§ **AIM OF THE EXERCISE**:
Search the material for "Official" and show all lines that contain it.

----

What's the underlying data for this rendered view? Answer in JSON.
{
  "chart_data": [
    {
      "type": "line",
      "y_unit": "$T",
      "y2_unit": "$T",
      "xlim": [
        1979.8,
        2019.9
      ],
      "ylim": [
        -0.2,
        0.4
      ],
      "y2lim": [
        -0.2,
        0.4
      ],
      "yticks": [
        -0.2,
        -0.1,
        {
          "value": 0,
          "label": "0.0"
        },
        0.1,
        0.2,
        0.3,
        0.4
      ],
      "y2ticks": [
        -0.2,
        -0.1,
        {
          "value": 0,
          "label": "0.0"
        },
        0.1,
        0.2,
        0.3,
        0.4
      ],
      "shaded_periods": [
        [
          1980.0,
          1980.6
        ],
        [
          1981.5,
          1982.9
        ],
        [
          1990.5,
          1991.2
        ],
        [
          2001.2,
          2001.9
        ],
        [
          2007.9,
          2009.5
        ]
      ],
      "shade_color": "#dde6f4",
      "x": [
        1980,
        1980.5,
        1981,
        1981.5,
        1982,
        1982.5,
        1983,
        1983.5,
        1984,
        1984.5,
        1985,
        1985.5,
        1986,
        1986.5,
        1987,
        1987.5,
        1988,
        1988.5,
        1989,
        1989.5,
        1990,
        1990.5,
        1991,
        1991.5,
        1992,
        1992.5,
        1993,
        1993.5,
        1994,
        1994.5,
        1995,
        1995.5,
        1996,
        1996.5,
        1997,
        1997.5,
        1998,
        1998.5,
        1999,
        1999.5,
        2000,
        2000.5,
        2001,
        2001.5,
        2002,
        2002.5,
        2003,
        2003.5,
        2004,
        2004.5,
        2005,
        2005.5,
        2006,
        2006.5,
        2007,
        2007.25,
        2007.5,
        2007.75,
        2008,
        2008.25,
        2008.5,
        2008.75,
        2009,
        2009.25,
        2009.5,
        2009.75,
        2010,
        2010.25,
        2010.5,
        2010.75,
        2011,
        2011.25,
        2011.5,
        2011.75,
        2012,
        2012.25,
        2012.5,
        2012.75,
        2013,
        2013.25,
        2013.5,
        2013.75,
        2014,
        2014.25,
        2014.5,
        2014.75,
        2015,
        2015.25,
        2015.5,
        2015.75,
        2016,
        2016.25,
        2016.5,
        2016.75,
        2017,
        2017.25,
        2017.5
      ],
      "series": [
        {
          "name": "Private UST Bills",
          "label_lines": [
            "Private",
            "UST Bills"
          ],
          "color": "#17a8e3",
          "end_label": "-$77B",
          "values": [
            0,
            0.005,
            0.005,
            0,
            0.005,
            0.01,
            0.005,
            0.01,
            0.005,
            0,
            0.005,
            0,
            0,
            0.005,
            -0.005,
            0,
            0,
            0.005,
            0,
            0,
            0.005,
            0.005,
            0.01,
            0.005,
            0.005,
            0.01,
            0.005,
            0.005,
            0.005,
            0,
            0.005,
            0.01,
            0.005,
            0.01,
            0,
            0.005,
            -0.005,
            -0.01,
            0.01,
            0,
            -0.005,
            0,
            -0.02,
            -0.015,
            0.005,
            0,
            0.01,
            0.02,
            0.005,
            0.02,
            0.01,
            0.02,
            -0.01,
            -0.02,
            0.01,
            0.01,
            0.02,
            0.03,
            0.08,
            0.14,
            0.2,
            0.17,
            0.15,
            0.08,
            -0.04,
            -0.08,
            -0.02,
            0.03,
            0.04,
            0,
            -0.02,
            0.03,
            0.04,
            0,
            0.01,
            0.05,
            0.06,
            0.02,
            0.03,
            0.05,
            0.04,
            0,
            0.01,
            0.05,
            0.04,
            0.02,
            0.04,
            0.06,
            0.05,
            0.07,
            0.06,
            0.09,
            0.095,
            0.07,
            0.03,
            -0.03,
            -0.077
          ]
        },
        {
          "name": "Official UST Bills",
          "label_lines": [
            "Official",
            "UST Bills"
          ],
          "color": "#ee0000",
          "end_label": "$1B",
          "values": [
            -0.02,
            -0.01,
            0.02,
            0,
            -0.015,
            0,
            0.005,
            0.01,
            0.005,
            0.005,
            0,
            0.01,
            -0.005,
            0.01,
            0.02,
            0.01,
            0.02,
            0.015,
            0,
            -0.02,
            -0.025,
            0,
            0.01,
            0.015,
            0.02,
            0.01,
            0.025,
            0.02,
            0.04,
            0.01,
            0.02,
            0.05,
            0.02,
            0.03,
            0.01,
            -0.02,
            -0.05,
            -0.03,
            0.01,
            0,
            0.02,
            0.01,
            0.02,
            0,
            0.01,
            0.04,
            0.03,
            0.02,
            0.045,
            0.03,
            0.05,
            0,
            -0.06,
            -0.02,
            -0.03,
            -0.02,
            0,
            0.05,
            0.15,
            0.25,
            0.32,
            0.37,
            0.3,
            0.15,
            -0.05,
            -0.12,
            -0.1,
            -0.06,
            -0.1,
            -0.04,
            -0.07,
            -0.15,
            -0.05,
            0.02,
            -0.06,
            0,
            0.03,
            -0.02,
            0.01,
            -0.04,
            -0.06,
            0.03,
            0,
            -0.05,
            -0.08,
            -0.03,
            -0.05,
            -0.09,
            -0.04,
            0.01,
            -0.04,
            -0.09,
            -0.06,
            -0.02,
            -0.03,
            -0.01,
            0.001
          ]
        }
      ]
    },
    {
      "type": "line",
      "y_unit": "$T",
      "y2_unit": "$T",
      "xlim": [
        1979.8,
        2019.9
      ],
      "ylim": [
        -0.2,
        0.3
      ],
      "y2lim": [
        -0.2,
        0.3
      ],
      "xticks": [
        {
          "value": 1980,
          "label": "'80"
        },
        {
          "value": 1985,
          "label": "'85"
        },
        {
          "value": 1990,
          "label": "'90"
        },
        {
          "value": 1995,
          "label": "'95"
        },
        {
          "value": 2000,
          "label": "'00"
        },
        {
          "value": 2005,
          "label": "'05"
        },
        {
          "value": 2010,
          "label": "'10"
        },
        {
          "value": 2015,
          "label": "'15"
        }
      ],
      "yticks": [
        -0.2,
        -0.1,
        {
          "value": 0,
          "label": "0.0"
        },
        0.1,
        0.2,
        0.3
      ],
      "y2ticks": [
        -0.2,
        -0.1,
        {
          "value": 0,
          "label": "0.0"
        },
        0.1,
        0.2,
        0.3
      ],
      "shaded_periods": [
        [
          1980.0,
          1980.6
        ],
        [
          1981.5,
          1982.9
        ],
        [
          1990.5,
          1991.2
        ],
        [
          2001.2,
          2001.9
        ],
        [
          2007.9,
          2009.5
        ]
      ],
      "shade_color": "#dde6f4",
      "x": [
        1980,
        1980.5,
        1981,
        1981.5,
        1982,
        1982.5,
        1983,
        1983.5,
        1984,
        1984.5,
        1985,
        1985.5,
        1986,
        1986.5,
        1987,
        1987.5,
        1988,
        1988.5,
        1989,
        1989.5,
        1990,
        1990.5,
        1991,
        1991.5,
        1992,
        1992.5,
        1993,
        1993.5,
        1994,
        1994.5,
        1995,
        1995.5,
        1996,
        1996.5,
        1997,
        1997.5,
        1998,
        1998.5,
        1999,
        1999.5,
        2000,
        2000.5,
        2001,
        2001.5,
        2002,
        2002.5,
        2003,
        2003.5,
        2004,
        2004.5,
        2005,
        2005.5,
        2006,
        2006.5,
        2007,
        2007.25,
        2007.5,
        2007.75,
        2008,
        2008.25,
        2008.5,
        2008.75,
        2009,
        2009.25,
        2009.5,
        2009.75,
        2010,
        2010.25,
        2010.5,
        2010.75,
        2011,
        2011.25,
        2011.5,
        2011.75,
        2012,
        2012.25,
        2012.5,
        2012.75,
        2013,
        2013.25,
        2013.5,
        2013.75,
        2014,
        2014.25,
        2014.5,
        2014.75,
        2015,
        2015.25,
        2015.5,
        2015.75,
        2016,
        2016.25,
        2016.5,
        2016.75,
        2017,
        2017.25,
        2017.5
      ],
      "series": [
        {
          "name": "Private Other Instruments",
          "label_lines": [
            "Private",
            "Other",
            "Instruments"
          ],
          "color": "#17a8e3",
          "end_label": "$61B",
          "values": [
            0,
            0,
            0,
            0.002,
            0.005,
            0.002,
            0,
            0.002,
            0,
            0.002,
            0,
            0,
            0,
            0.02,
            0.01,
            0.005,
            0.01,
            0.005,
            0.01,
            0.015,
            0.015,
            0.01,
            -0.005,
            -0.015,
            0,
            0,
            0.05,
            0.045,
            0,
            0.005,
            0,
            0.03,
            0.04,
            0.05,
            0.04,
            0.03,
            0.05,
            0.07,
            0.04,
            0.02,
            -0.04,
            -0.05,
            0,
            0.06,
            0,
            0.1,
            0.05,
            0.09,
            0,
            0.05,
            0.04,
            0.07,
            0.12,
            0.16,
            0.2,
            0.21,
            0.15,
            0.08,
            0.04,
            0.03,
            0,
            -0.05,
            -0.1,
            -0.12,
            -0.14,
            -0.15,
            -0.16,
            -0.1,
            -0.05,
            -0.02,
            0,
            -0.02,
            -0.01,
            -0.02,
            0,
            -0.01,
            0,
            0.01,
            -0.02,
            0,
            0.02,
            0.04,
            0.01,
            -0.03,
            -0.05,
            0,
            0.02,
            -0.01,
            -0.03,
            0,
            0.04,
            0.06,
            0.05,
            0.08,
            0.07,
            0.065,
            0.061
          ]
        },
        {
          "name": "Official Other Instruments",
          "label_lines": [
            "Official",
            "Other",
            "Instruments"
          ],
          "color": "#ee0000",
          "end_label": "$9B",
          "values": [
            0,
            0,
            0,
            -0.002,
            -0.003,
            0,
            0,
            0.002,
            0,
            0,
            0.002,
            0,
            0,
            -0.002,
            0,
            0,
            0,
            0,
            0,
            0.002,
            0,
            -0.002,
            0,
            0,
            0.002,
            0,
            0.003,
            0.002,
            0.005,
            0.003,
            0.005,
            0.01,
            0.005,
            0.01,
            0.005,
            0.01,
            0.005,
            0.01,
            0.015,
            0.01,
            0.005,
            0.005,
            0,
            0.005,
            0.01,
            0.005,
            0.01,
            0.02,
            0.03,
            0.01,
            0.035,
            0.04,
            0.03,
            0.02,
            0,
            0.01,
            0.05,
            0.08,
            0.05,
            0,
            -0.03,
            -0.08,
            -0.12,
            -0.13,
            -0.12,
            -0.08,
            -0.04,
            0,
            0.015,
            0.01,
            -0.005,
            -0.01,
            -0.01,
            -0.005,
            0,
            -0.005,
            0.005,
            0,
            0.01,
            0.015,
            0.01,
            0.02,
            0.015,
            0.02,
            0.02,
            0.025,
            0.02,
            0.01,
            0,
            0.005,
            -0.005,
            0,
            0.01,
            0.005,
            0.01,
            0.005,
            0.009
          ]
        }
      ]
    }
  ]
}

----

§ **THE RESPONSE**:
          "name": "Official UST Bills",
            "Official",
          "name": "Official Other Instruments",
            "Official",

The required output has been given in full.